Records from a collection of figures:
☆ ☆ ☆ ☆
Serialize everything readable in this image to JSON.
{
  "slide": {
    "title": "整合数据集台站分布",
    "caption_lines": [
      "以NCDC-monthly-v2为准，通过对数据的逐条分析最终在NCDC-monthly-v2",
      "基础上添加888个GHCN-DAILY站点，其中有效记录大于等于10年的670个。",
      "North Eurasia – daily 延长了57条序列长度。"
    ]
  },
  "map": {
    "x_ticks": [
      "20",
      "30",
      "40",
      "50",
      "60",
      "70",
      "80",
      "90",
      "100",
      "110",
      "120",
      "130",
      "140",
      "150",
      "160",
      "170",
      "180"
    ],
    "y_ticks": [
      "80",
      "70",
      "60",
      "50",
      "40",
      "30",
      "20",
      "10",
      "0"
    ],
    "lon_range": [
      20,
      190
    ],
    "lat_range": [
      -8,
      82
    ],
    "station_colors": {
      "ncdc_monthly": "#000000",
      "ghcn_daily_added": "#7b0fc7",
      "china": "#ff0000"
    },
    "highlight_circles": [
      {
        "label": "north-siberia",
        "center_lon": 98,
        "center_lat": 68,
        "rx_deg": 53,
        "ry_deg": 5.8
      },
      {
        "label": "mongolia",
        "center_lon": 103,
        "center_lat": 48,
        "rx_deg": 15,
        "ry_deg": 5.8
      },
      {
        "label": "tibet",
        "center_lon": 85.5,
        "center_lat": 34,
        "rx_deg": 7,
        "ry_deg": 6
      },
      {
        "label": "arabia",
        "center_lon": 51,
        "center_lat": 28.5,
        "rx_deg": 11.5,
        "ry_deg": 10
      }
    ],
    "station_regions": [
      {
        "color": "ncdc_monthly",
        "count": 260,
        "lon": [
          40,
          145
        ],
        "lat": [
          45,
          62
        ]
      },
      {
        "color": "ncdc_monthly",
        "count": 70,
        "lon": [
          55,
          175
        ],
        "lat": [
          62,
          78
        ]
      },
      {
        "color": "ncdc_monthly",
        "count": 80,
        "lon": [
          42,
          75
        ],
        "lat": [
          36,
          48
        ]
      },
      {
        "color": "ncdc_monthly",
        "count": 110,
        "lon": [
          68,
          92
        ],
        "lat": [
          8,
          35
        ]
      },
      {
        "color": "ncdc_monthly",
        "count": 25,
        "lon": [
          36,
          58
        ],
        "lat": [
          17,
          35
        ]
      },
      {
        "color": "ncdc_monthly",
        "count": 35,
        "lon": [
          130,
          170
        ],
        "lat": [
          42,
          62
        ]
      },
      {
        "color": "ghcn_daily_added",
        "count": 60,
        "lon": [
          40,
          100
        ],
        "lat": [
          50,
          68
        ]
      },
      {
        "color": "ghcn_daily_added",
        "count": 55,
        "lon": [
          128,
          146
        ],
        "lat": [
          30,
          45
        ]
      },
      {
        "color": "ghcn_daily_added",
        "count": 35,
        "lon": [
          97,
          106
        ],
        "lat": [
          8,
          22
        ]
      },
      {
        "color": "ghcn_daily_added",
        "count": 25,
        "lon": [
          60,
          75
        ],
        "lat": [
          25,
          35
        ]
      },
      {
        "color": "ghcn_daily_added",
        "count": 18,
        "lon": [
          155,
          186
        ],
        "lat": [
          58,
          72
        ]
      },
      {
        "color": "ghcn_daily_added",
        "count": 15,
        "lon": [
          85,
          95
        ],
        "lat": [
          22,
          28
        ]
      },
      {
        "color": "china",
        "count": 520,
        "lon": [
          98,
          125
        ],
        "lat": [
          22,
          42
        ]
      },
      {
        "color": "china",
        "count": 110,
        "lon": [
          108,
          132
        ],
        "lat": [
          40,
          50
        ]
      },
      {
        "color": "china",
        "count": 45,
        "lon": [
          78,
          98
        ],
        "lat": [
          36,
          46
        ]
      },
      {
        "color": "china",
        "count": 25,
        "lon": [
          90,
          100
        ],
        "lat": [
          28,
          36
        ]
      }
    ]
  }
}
☆ ☆ ☆ ☆
— Your goal —
Which lines include "label"? Copy each of them out.

— Task result —
        "label": "north-siberia",
        "label": "mongolia",
        "label": "tibet",
        "label": "arabia",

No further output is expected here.